Instructions for the task = Write out the material exactly, leaving every picture behind.
☆ ☆ ☆
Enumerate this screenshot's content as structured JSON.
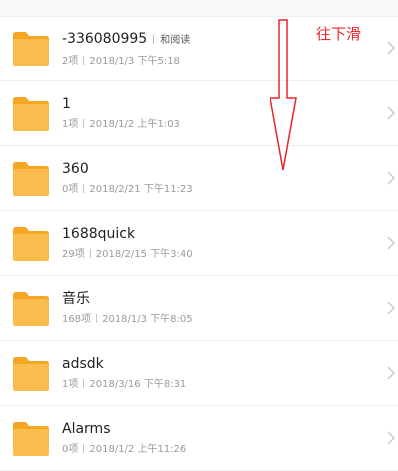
{
  "folders": [
    {
      "name": "-336080995",
      "tag": "和阅读",
      "count": "2项",
      "date": "2018/1/3 下午5:18"
    },
    {
      "name": "1",
      "count": "1项",
      "date": "2018/1/2 上午1:03"
    },
    {
      "name": "360",
      "count": "0项",
      "date": "2018/2/21 下午11:23"
    },
    {
      "name": "1688quick",
      "count": "29项",
      "date": "2018/2/15 下午3:40"
    },
    {
      "name": "音乐",
      "count": "168项",
      "date": "2018/1/3 下午8:05"
    },
    {
      "name": "adsdk",
      "count": "1项",
      "date": "2018/3/16 下午8:31"
    },
    {
      "name": "Alarms",
      "count": "0项",
      "date": "2018/1/2 上午11:26"
    }
  ],
  "annotation": {
    "label": "往下滑",
    "color": "#e8262a"
  },
  "icons": {
    "folder": "folder-icon",
    "chevron": "chevron-right-icon",
    "arrow": "down-arrow-icon"
  },
  "colors": {
    "folder_body": "#fbbc4e",
    "folder_tab": "#f5a623",
    "divider": "#ededed"
  }
}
☆ ☆ ☆
Worked solution =
Enumerate this screenshot's content as structured JSON.
{
  "folders": [
    {
      "name": "-336080995",
      "tag": "和阅读",
      "count": "2项",
      "date": "2018/1/3 下午5:18"
    },
    {
      "name": "1",
      "count": "1项",
      "date": "2018/1/2 上午1:03"
    },
    {
      "name": "360",
      "count": "0项",
      "date": "2018/2/21 下午11:23"
    },
    {
      "name": "1688quick",
      "count": "29项",
      "date": "2018/2/15 下午3:40"
    },
    {
      "name": "音乐",
      "count": "168项",
      "date": "2018/1/3 下午8:05"
    },
    {
      "name": "adsdk",
      "count": "1项",
      "date": "2018/3/16 下午8:31"
    },
    {
      "name": "Alarms",
      "count": "0项",
      "date": "2018/1/2 上午11:26"
    }
  ],
  "annotation": {
    "label": "往下滑",
    "color": "#e8262a"
  },
  "icons": {
    "folder": "folder-icon",
    "chevron": "chevron-right-icon",
    "arrow": "down-arrow-icon"
  },
  "colors": {
    "folder_body": "#fbbc4e",
    "folder_tab": "#f5a623",
    "divider": "#ededed"
  }
}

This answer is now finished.